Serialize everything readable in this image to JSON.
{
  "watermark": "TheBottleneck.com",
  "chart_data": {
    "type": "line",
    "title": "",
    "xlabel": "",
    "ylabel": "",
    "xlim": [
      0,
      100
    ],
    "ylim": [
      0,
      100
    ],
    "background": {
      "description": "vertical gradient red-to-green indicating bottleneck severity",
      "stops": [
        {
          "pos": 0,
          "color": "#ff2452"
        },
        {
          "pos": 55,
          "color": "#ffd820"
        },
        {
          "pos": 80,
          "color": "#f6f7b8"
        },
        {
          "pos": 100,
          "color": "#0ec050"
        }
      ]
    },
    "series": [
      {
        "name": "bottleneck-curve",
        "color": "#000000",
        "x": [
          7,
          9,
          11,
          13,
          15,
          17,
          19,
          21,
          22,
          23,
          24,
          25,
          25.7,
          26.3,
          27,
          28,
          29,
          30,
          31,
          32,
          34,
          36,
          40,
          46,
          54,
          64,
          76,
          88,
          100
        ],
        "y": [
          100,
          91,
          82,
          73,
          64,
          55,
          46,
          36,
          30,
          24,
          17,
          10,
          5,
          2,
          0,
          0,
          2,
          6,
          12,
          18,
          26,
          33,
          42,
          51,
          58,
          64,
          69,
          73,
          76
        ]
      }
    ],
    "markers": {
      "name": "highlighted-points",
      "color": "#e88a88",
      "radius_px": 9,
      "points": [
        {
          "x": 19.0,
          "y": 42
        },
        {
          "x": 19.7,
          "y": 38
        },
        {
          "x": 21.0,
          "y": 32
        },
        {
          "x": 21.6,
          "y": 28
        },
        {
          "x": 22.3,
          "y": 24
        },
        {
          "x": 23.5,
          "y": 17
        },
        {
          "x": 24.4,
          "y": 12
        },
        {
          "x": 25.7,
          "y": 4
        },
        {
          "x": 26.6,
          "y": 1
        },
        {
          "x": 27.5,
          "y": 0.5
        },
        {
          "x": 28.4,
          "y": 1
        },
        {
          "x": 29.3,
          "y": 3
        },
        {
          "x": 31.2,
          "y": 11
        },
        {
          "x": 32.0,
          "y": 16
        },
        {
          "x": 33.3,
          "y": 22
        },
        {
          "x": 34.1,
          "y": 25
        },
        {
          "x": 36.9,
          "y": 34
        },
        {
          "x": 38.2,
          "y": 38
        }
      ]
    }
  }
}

WHAT YOU HAVE TO DO
Copy out all of the lines above exactly.

WRITTEN RESPONSE
Serialize everything readable in this image to JSON.
{
  "watermark": "TheBottleneck.com",
  "chart_data": {
    "type": "line",
    "title": "",
    "xlabel": "",
    "ylabel": "",
    "xlim": [
      0,
      100
    ],
    "ylim": [
      0,
      100
    ],
    "background": {
      "description": "vertical gradient red-to-green indicating bottleneck severity",
      "stops": [
        {
          "pos": 0,
          "color": "#ff2452"
        },
        {
          "pos": 55,
          "color": "#ffd820"
        },
        {
          "pos": 80,
          "color": "#f6f7b8"
        },
        {
          "pos": 100,
          "color": "#0ec050"
        }
      ]
    },
    "series": [
      {
        "name": "bottleneck-curve",
        "color": "#000000",
        "x": [
          7,
          9,
          11,
          13,
          15,
          17,
          19,
          21,
          22,
          23,
          24,
          25,
          25.7,
          26.3,
          27,
          28,
          29,
          30,
          31,
          32,
          34,
          36,
          40,
          46,
          54,
          64,
          76,
          88,
          100
        ],
        "y": [
          100,
          91,
          82,
          73,
          64,
          55,
          46,
          36,
          30,
          24,
          17,
          10,
          5,
          2,
          0,
          0,
          2,
          6,
          12,
          18,
          26,
          33,
          42,
          51,
          58,
          64,
          69,
          73,
          76
        ]
      }
    ],
    "markers": {
      "name": "highlighted-points",
      "color": "#e88a88",
      "radius_px": 9,
      "points": [
        {
          "x": 19.0,
          "y": 42
        },
        {
          "x": 19.7,
          "y": 38
        },
        {
          "x": 21.0,
          "y": 32
        },
        {
          "x": 21.6,
          "y": 28
        },
        {
          "x": 22.3,
          "y": 24
        },
        {
          "x": 23.5,
          "y": 17
        },
        {
          "x": 24.4,
          "y": 12
        },
        {
          "x": 25.7,
          "y": 4
        },
        {
          "x": 26.6,
          "y": 1
        },
        {
          "x": 27.5,
          "y": 0.5
        },
        {
          "x": 28.4,
          "y": 1
        },
        {
          "x": 29.3,
          "y": 3
        },
        {
          "x": 31.2,
          "y": 11
        },
        {
          "x": 32.0,
          "y": 16
        },
        {
          "x": 33.3,
          "y": 22
        },
        {
          "x": 34.1,
          "y": 25
        },
        {
          "x": 36.9,
          "y": 34
        },
        {
          "x": 38.2,
          "y": 38
        }
      ]
    }
  }
}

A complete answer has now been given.